Dataset records
# # #

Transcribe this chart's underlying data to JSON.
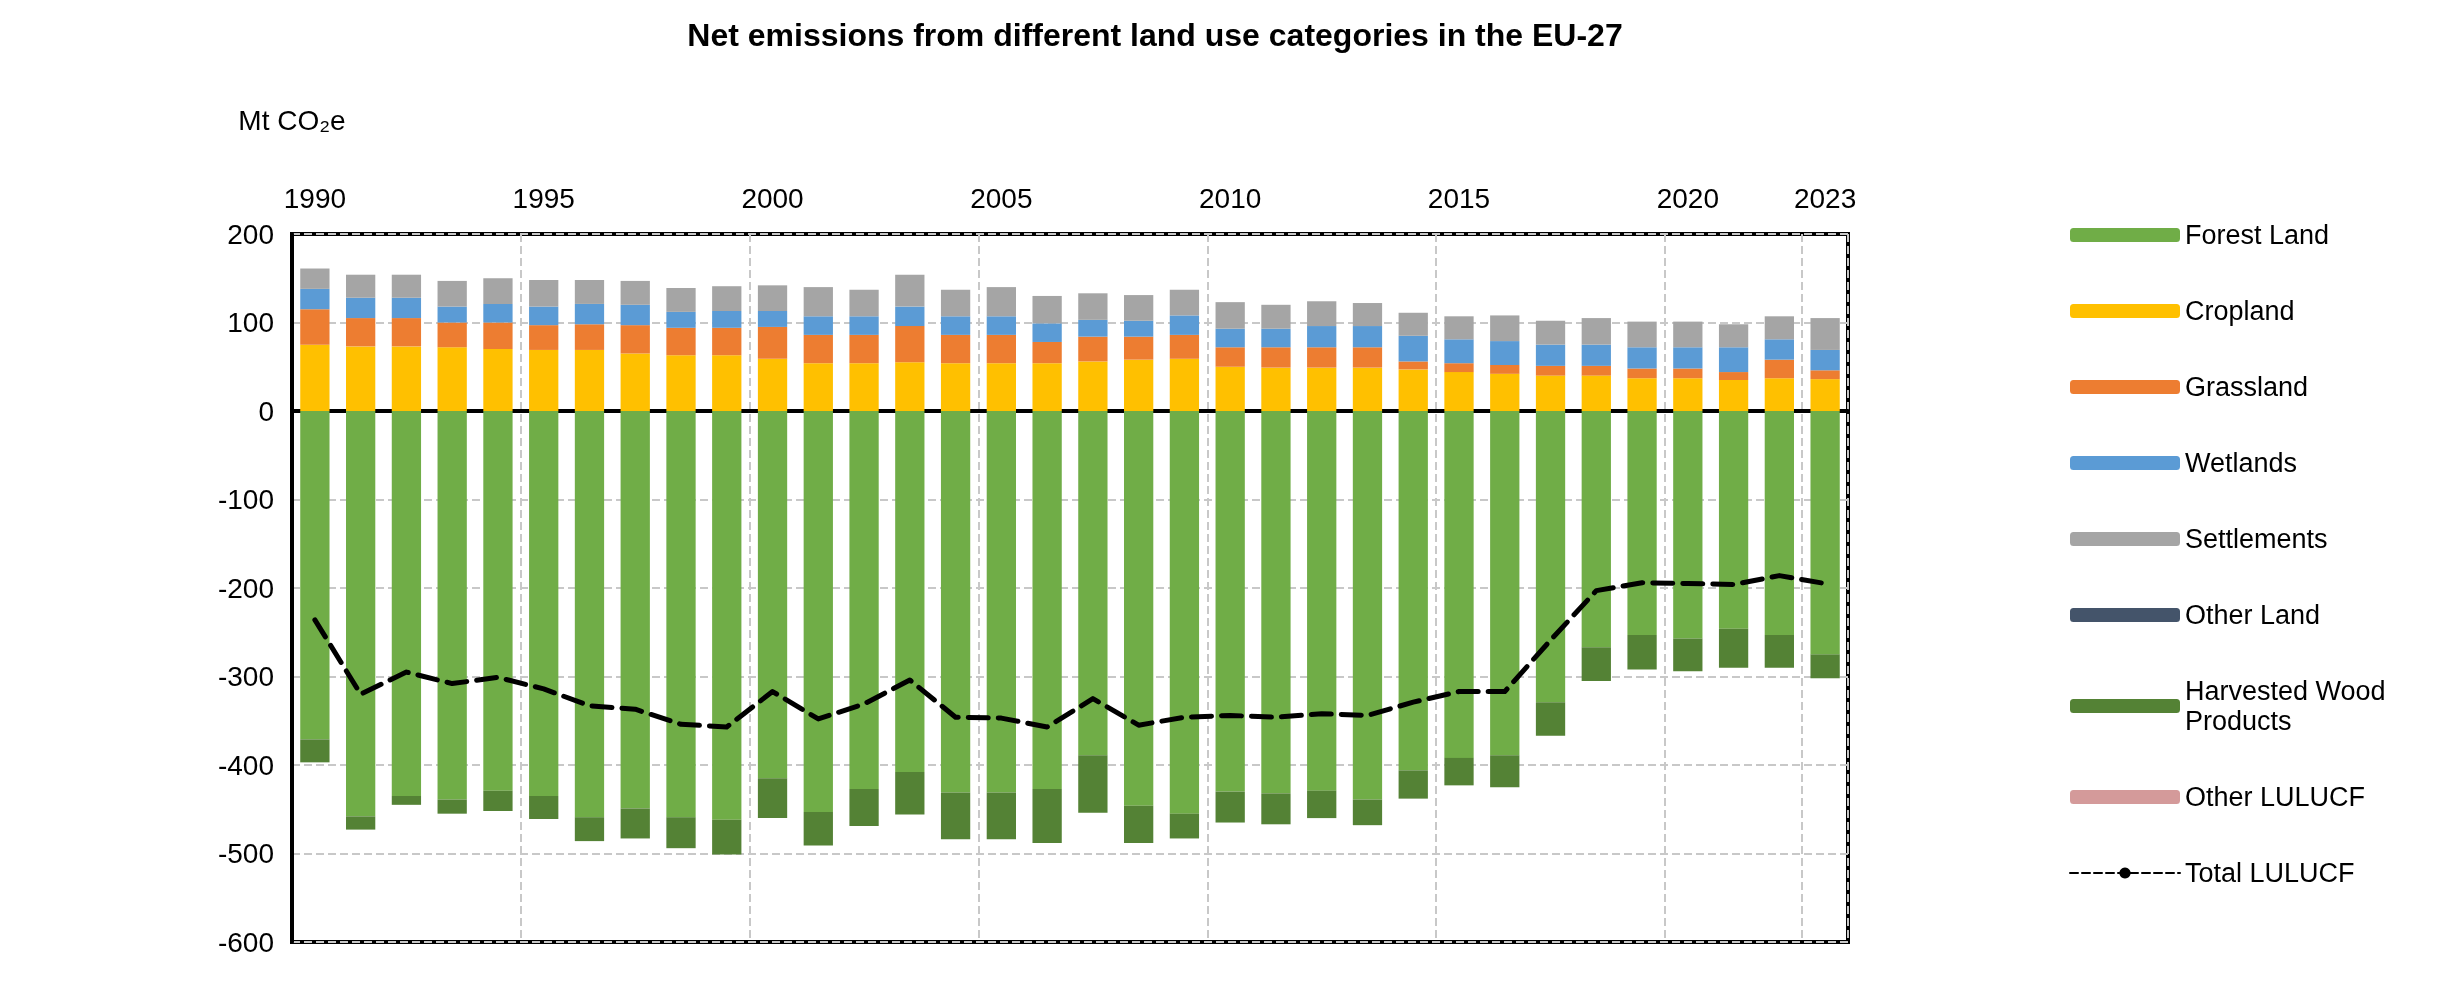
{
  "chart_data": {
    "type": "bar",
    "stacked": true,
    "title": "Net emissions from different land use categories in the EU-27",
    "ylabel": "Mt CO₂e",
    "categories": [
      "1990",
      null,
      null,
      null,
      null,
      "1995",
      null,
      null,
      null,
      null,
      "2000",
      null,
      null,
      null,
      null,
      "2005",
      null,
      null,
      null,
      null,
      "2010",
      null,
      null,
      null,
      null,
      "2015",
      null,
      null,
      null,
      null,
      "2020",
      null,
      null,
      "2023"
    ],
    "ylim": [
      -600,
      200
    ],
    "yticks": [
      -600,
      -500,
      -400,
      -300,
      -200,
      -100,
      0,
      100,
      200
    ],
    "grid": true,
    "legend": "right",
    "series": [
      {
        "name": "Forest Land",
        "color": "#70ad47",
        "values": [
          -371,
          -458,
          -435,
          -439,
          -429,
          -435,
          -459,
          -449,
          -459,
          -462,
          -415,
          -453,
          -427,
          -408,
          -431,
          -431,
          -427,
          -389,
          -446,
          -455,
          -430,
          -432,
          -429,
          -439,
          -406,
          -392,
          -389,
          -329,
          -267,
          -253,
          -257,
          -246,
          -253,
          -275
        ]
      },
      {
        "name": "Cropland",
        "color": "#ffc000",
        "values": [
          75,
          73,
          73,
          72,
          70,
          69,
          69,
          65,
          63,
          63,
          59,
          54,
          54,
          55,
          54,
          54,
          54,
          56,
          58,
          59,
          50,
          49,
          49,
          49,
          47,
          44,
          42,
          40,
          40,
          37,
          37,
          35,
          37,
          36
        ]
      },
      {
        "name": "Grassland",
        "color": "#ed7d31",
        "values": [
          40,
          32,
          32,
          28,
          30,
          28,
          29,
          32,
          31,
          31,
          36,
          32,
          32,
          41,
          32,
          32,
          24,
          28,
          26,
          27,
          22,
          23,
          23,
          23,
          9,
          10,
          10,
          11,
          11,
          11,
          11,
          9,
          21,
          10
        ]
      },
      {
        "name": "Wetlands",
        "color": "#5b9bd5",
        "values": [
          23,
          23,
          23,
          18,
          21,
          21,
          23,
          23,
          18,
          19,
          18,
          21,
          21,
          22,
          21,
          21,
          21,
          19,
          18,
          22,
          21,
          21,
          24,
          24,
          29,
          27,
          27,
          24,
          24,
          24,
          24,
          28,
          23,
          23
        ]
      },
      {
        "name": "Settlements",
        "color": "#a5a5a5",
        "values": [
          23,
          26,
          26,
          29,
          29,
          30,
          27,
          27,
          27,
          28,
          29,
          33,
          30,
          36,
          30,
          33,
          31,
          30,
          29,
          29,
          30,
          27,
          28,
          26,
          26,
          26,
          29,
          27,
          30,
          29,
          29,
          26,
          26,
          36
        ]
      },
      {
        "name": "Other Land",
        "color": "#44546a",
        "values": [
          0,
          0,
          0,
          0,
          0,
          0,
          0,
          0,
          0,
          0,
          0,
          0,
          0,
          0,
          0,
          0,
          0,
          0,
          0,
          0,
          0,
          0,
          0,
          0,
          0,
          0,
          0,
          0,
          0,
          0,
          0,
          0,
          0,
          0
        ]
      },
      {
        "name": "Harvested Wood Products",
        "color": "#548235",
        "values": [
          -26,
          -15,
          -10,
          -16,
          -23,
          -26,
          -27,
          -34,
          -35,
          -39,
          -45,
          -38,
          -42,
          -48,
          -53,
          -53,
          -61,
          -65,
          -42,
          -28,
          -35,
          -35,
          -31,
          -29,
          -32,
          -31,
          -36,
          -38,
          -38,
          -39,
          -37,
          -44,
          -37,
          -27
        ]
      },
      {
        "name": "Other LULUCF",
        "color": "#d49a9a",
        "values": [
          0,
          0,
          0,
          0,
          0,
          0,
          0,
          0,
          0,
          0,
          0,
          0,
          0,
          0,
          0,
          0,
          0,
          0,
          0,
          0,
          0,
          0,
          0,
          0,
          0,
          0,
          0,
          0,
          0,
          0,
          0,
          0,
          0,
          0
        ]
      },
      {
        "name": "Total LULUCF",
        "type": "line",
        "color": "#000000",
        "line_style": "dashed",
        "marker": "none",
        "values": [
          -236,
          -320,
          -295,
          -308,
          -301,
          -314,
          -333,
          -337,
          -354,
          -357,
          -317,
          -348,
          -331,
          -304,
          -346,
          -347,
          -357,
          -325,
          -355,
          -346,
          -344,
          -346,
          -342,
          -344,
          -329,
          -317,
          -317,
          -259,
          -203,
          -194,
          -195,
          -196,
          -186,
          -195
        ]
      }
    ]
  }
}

# # #

State how many lines in the entries above include the word "name"; reply with the number alone.

9